== DATA TO USE ==
====

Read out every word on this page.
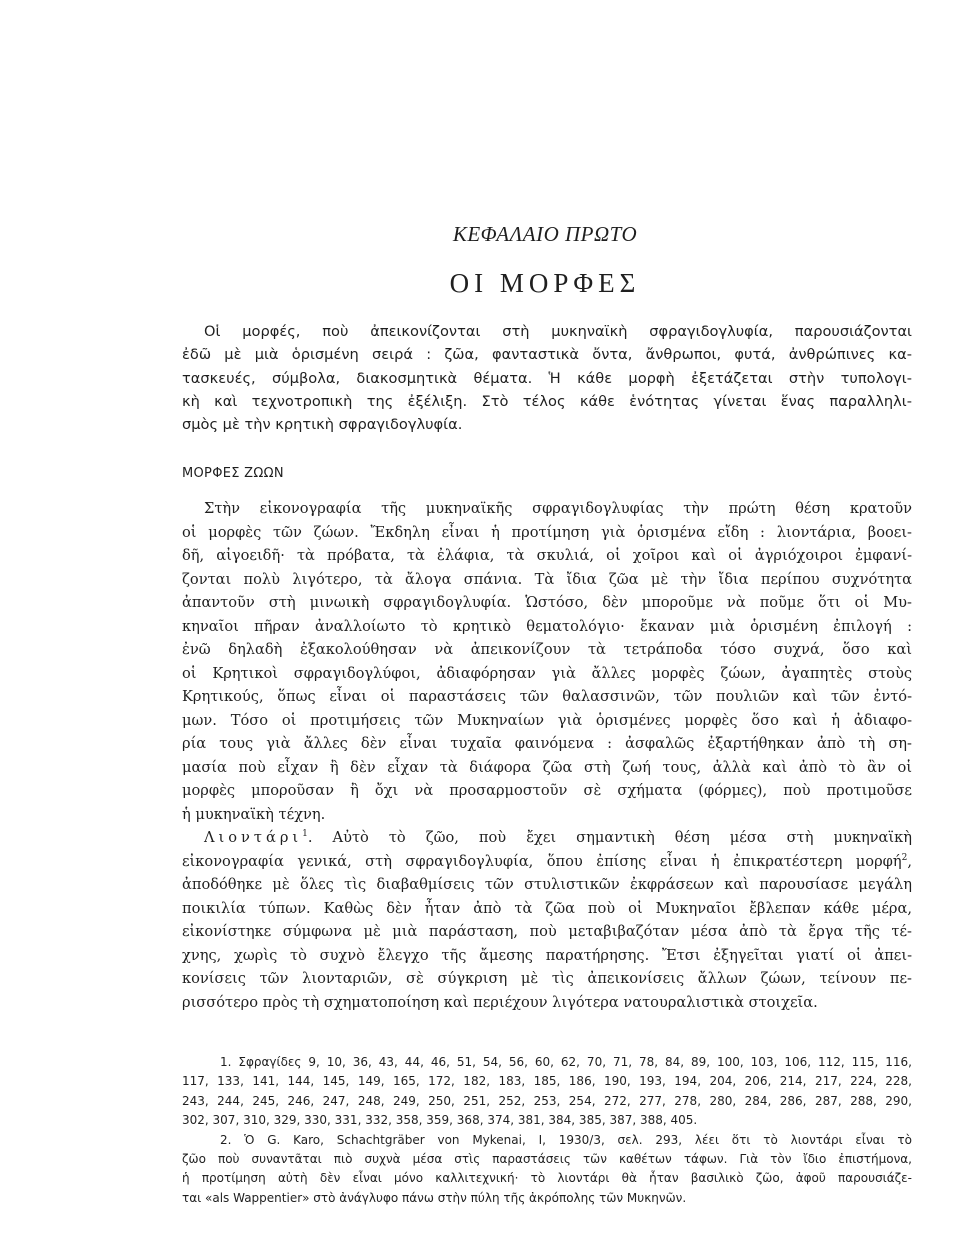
ΚΕΦΑΛΑΙΟ ΠΡΩΤΟ
ΟΙ ΜΟΡΦΕΣ
Οἱ μορφές, ποὺ ἀπεικονίζονται στὴ μυκηναϊκὴ σφραγιδογλυφία, παρουσιάζονται
ἐδῶ μὲ μιὰ ὁρισμένη σειρά : ζῶα, φανταστικὰ ὄντα, ἄνθρωποι, φυτά, ἀνθρώπινες κα-
τασκευές, σύμβολα, διακοσμητικὰ θέματα. Ἡ κάθε μορφὴ ἐξετάζεται στὴν τυπολογι-
κὴ καὶ τεχνοτροπικὴ της ἐξέλιξη. Στὸ τέλος κάθε ἑνότητας γίνεται ἕνας παραλληλι-
σμὸς μὲ τὴν κρητικὴ σφραγιδογλυφία.
ΜΟΡΦΕΣ ΖΩΩΝ
Στὴν εἰκονογραφία τῆς μυκηναϊκῆς σφραγιδογλυφίας τὴν πρώτη θέση κρατοῦν
οἱ μορφὲς τῶν ζώων. Ἔκδηλη εἶναι ἡ προτίμηση γιὰ ὁρισμένα εἴδη : λιοντάρια, βοοει-
δῆ, αἰγοειδῆ· τὰ πρόβατα, τὰ ἐλάφια, τὰ σκυλιά, οἱ χοῖροι καὶ οἱ ἀγριόχοιροι ἐμφανί-
ζονται πολὺ λιγότερο, τὰ ἄλογα σπάνια. Τὰ ἴδια ζῶα μὲ τὴν ἴδια περίπου συχνότητα
ἀπαντοῦν στὴ μινωικὴ σφραγιδογλυφία. Ὡστόσο, δὲν μποροῦμε νὰ ποῦμε ὅτι οἱ Μυ-
κηναῖοι πῆραν ἀναλλοίωτο τὸ κρητικὸ θεματολόγιο· ἔκαναν μιὰ ὁρισμένη ἐπιλογή :
ἐνῶ δηλαδὴ ἐξακολούθησαν νὰ ἀπεικονίζουν τὰ τετράποδα τόσο συχνά, ὅσο καὶ
οἱ Κρητικοὶ σφραγιδογλύφοι, ἀδιαφόρησαν γιὰ ἄλλες μορφὲς ζώων, ἀγαπητὲς στοὺς
Κρητικούς, ὅπως εἶναι οἱ παραστάσεις τῶν θαλασσινῶν, τῶν πουλιῶν καὶ τῶν ἐντό-
μων. Τόσο οἱ προτιμήσεις τῶν Μυκηναίων γιὰ ὁρισμένες μορφὲς ὅσο καὶ ἡ ἀδιαφο-
ρία τους γιὰ ἄλλες δὲν εἶναι τυχαῖα φαινόμενα : ἀσφαλῶς ἐξαρτήθηκαν ἀπὸ τὴ ση-
μασία ποὺ εἶχαν ἢ δὲν εἶχαν τὰ διάφορα ζῶα στὴ ζωή τους, ἀλλὰ καὶ ἀπὸ τὸ ἂν οἱ
μορφὲς μποροῦσαν ἢ ὄχι νὰ προσαρμοστοῦν σὲ σχήματα (φόρμες), ποὺ προτιμοῦσε
ἡ μυκηναϊκὴ τέχνη.
Λιοντάρι$^1$. Αὐτὸ τὸ ζῶο, ποὺ ἔχει σημαντικὴ θέση μέσα στὴ μυκηναϊκὴ
εἰκονογραφία γενικά, στὴ σφραγιδογλυφία, ὅπου ἐπίσης εἶναι ἡ ἐπικρατέστερη μορφή$^2$,
ἀποδόθηκε μὲ ὅλες τὶς διαβαθμίσεις τῶν στυλιστικῶν ἐκφράσεων καὶ παρουσίασε μεγάλη
ποικιλία τύπων. Καθὼς δὲν ἦταν ἀπὸ τὰ ζῶα ποὺ οἱ Μυκηναῖοι ἔβλεπαν κάθε μέρα,
εἰκονίστηκε σύμφωνα μὲ μιὰ παράσταση, ποὺ μεταβιβαζόταν μέσα ἀπὸ τὰ ἔργα τῆς τέ-
χνης, χωρὶς τὸ συχνὸ ἔλεγχο τῆς ἄμεσης παρατήρησης. Ἔτσι ἐξηγεῖται γιατί οἱ ἀπει-
κονίσεις τῶν λιονταριῶν, σὲ σύγκριση μὲ τὶς ἀπεικονίσεις ἄλλων ζώων, τείνουν πε-
ρισσότερο πρὸς τὴ σχηματοποίηση καὶ περιέχουν λιγότερα νατουραλιστικὰ στοιχεῖα.
1. Σφραγίδες 9, 10, 36, 43, 44, 46, 51, 54, 56, 60, 62, 70, 71, 78, 84, 89, 100, 103, 106, 112, 115, 116,
117, 133, 141, 144, 145, 149, 165, 172, 182, 183, 185, 186, 190, 193, 194, 204, 206, 214, 217, 224, 228,
243, 244, 245, 246, 247, 248, 249, 250, 251, 252, 253, 254, 272, 277, 278, 280, 284, 286, 287, 288, 290,
302, 307, 310, 329, 330, 331, 332, 358, 359, 368, 374, 381, 384, 385, 387, 388, 405.
2. Ὁ G. Karo, Schachtgräber von Mykenai, I, 1930/3, σελ. 293, λέει ὅτι τὸ λιοντάρι εἶναι τὸ
ζῶο ποὺ συναντᾶται πιὸ συχνὰ μέσα στὶς παραστάσεις τῶν καθέτων τάφων. Γιὰ τὸν ἴδιο ἐπιστήμονα,
ἡ προτίμηση αὐτὴ δὲν εἶναι μόνο καλλιτεχνική· τὸ λιοντάρι θὰ ἦταν βασιλικὸ ζῶο, ἀφοῦ παρουσιάζε-
ται «als Wappentier» στὸ ἀνάγλυφο πάνω στὴν πύλη τῆς ἀκρόπολης τῶν Μυκηνῶν.
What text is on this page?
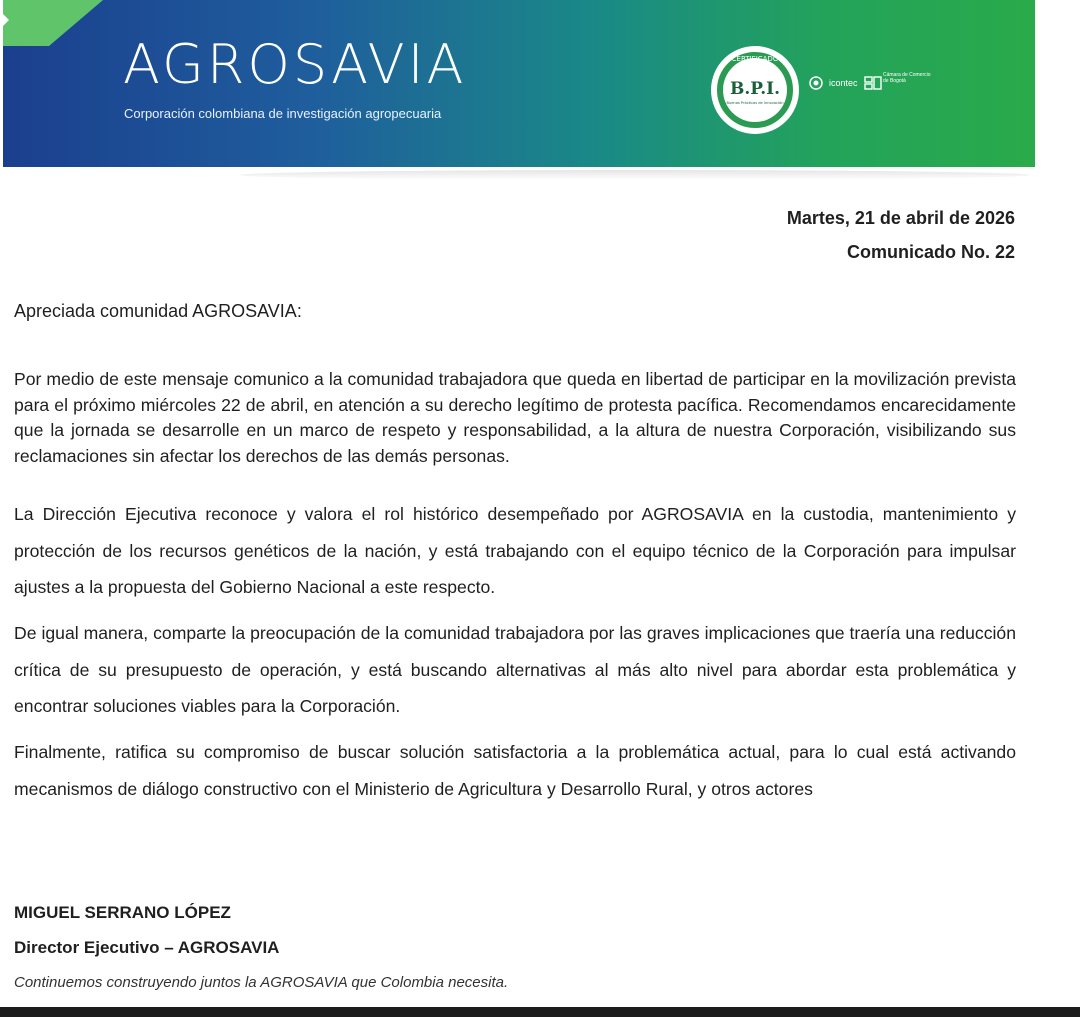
AGROSAVIA
Corporación colombiana de investigación agropecuaria
CERTIFICADO
B.P.I.
Buenas Prácticas de Innovación
icontec
Cámara de Comercio de Bogotá
Martes, 21 de abril de 2026
Comunicado No. 22
Apreciada comunidad AGROSAVIA:

Por medio de este mensaje comunico a la comunidad trabajadora que queda en libertad de participar en la movilización prevista para el próximo miércoles 22 de abril, en atención a su derecho legítimo de protesta pacífica. Recomendamos encarecidamente que la jornada se desarrolle en un marco de respeto y responsabilidad, a la altura de nuestra Corporación, visibilizando sus reclamaciones sin afectar los derechos de las demás personas.

La Dirección Ejecutiva reconoce y valora el rol histórico desempeñado por AGROSAVIA en la custodia, mantenimiento y protección de los recursos genéticos de la nación, y está trabajando con el equipo técnico de la Corporación para impulsar ajustes a la propuesta del Gobierno Nacional a este respecto.

De igual manera, comparte la preocupación de la comunidad trabajadora por las graves implicaciones que traería una reducción crítica de su presupuesto de operación, y está buscando alternativas al más alto nivel para abordar esta problemática y encontrar soluciones viables para la Corporación.

Finalmente, ratifica su compromiso de buscar solución satisfactoria a la problemática actual, para lo cual está activando mecanismos de diálogo constructivo con el Ministerio de Agricultura y Desarrollo Rural, y otros actores

MIGUEL SERRANO LÓPEZ
Director Ejecutivo – AGROSAVIA
Continuemos construyendo juntos la AGROSAVIA que Colombia necesita.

====

The material above must be printed exactly, with its pictures left out.

== OUTPUT BELOW ==
Read out every word on this page.
ΚΕΦΑΛΑΙΟ ΠΡΩΤΟ
ΟΙ ΜΟΡΦΕΣ
Οἱ μορφές, ποὺ ἀπεικονίζονται στὴ μυκηναϊκὴ σφραγιδογλυφία, παρουσιάζονται
ἐδῶ μὲ μιὰ ὁρισμένη σειρά : ζῶα, φανταστικὰ ὄντα, ἄνθρωποι, φυτά, ἀνθρώπινες κα-
τασκευές, σύμβολα, διακοσμητικὰ θέματα. Ἡ κάθε μορφὴ ἐξετάζεται στὴν τυπολογι-
κὴ καὶ τεχνοτροπικὴ της ἐξέλιξη. Στὸ τέλος κάθε ἑνότητας γίνεται ἕνας παραλληλι-
σμὸς μὲ τὴν κρητικὴ σφραγιδογλυφία.
ΜΟΡΦΕΣ ΖΩΩΝ
Στὴν εἰκονογραφία τῆς μυκηναϊκῆς σφραγιδογλυφίας τὴν πρώτη θέση κρατοῦν
οἱ μορφὲς τῶν ζώων. Ἔκδηλη εἶναι ἡ προτίμηση γιὰ ὁρισμένα εἴδη : λιοντάρια, βοοει-
δῆ, αἰγοειδῆ· τὰ πρόβατα, τὰ ἐλάφια, τὰ σκυλιά, οἱ χοῖροι καὶ οἱ ἀγριόχοιροι ἐμφανί-
ζονται πολὺ λιγότερο, τὰ ἄλογα σπάνια. Τὰ ἴδια ζῶα μὲ τὴν ἴδια περίπου συχνότητα
ἀπαντοῦν στὴ μινωικὴ σφραγιδογλυφία. Ὡστόσο, δὲν μποροῦμε νὰ ποῦμε ὅτι οἱ Μυ-
κηναῖοι πῆραν ἀναλλοίωτο τὸ κρητικὸ θεματολόγιο· ἔκαναν μιὰ ὁρισμένη ἐπιλογή :
ἐνῶ δηλαδὴ ἐξακολούθησαν νὰ ἀπεικονίζουν τὰ τετράποδα τόσο συχνά, ὅσο καὶ
οἱ Κρητικοὶ σφραγιδογλύφοι, ἀδιαφόρησαν γιὰ ἄλλες μορφὲς ζώων, ἀγαπητὲς στοὺς
Κρητικούς, ὅπως εἶναι οἱ παραστάσεις τῶν θαλασσινῶν, τῶν πουλιῶν καὶ τῶν ἐντό-
μων. Τόσο οἱ προτιμήσεις τῶν Μυκηναίων γιὰ ὁρισμένες μορφὲς ὅσο καὶ ἡ ἀδιαφο-
ρία τους γιὰ ἄλλες δὲν εἶναι τυχαῖα φαινόμενα : ἀσφαλῶς ἐξαρτήθηκαν ἀπὸ τὴ ση-
μασία ποὺ εἶχαν ἢ δὲν εἶχαν τὰ διάφορα ζῶα στὴ ζωή τους, ἀλλὰ καὶ ἀπὸ τὸ ἂν οἱ
μορφὲς μποροῦσαν ἢ ὄχι νὰ προσαρμοστοῦν σὲ σχήματα (φόρμες), ποὺ προτιμοῦσε
ἡ μυκηναϊκὴ τέχνη.
Λιοντάρι$^1$. Αὐτὸ τὸ ζῶο, ποὺ ἔχει σημαντικὴ θέση μέσα στὴ μυκηναϊκὴ
εἰκονογραφία γενικά, στὴ σφραγιδογλυφία, ὅπου ἐπίσης εἶναι ἡ ἐπικρατέστερη μορφή$^2$,
ἀποδόθηκε μὲ ὅλες τὶς διαβαθμίσεις τῶν στυλιστικῶν ἐκφράσεων καὶ παρουσίασε μεγάλη
ποικιλία τύπων. Καθὼς δὲν ἦταν ἀπὸ τὰ ζῶα ποὺ οἱ Μυκηναῖοι ἔβλεπαν κάθε μέρα,
εἰκονίστηκε σύμφωνα μὲ μιὰ παράσταση, ποὺ μεταβιβαζόταν μέσα ἀπὸ τὰ ἔργα τῆς τέ-
χνης, χωρὶς τὸ συχνὸ ἔλεγχο τῆς ἄμεσης παρατήρησης. Ἔτσι ἐξηγεῖται γιατί οἱ ἀπει-
κονίσεις τῶν λιονταριῶν, σὲ σύγκριση μὲ τὶς ἀπεικονίσεις ἄλλων ζώων, τείνουν πε-
ρισσότερο πρὸς τὴ σχηματοποίηση καὶ περιέχουν λιγότερα νατουραλιστικὰ στοιχεῖα.
1. Σφραγίδες 9, 10, 36, 43, 44, 46, 51, 54, 56, 60, 62, 70, 71, 78, 84, 89, 100, 103, 106, 112, 115, 116,
117, 133, 141, 144, 145, 149, 165, 172, 182, 183, 185, 186, 190, 193, 194, 204, 206, 214, 217, 224, 228,
243, 244, 245, 246, 247, 248, 249, 250, 251, 252, 253, 254, 272, 277, 278, 280, 284, 286, 287, 288, 290,
302, 307, 310, 329, 330, 331, 332, 358, 359, 368, 374, 381, 384, 385, 387, 388, 405.
2. Ὁ G. Karo, Schachtgräber von Mykenai, I, 1930/3, σελ. 293, λέει ὅτι τὸ λιοντάρι εἶναι τὸ
ζῶο ποὺ συναντᾶται πιὸ συχνὰ μέσα στὶς παραστάσεις τῶν καθέτων τάφων. Γιὰ τὸν ἴδιο ἐπιστήμονα,
ἡ προτίμηση αὐτὴ δὲν εἶναι μόνο καλλιτεχνική· τὸ λιοντάρι θὰ ἦταν βασιλικὸ ζῶο, ἀφοῦ παρουσιάζε-
ται «als Wappentier» στὸ ἀνάγλυφο πάνω στὴν πύλη τῆς ἀκρόπολης τῶν Μυκηνῶν.
What text is on this page?
AGROSAVIA
Corporación colombiana de investigación agropecuaria
CERTIFICADO
B.P.I.
Buenas Prácticas de Innovación
icontec
Cámara de Comercio de Bogotá
Martes, 21 de abril de 2026
Comunicado No. 22
Apreciada comunidad AGROSAVIA:

Por medio de este mensaje comunico a la comunidad trabajadora que queda en libertad de participar en la movilización prevista para el próximo miércoles 22 de abril, en atención a su derecho legítimo de protesta pacífica. Recomendamos encarecidamente que la jornada se desarrolle en un marco de respeto y responsabilidad, a la altura de nuestra Corporación, visibilizando sus reclamaciones sin afectar los derechos de las demás personas.

La Dirección Ejecutiva reconoce y valora el rol histórico desempeñado por AGROSAVIA en la custodia, mantenimiento y protección de los recursos genéticos de la nación, y está trabajando con el equipo técnico de la Corporación para impulsar ajustes a la propuesta del Gobierno Nacional a este respecto.

De igual manera, comparte la preocupación de la comunidad trabajadora por las graves implicaciones que traería una reducción crítica de su presupuesto de operación, y está buscando alternativas al más alto nivel para abordar esta problemática y encontrar soluciones viables para la Corporación.

Finalmente, ratifica su compromiso de buscar solución satisfactoria a la problemática actual, para lo cual está activando mecanismos de diálogo constructivo con el Ministerio de Agricultura y Desarrollo Rural, y otros actores

MIGUEL SERRANO LÓPEZ
Director Ejecutivo – AGROSAVIA
Continuemos construyendo juntos la AGROSAVIA que Colombia necesita.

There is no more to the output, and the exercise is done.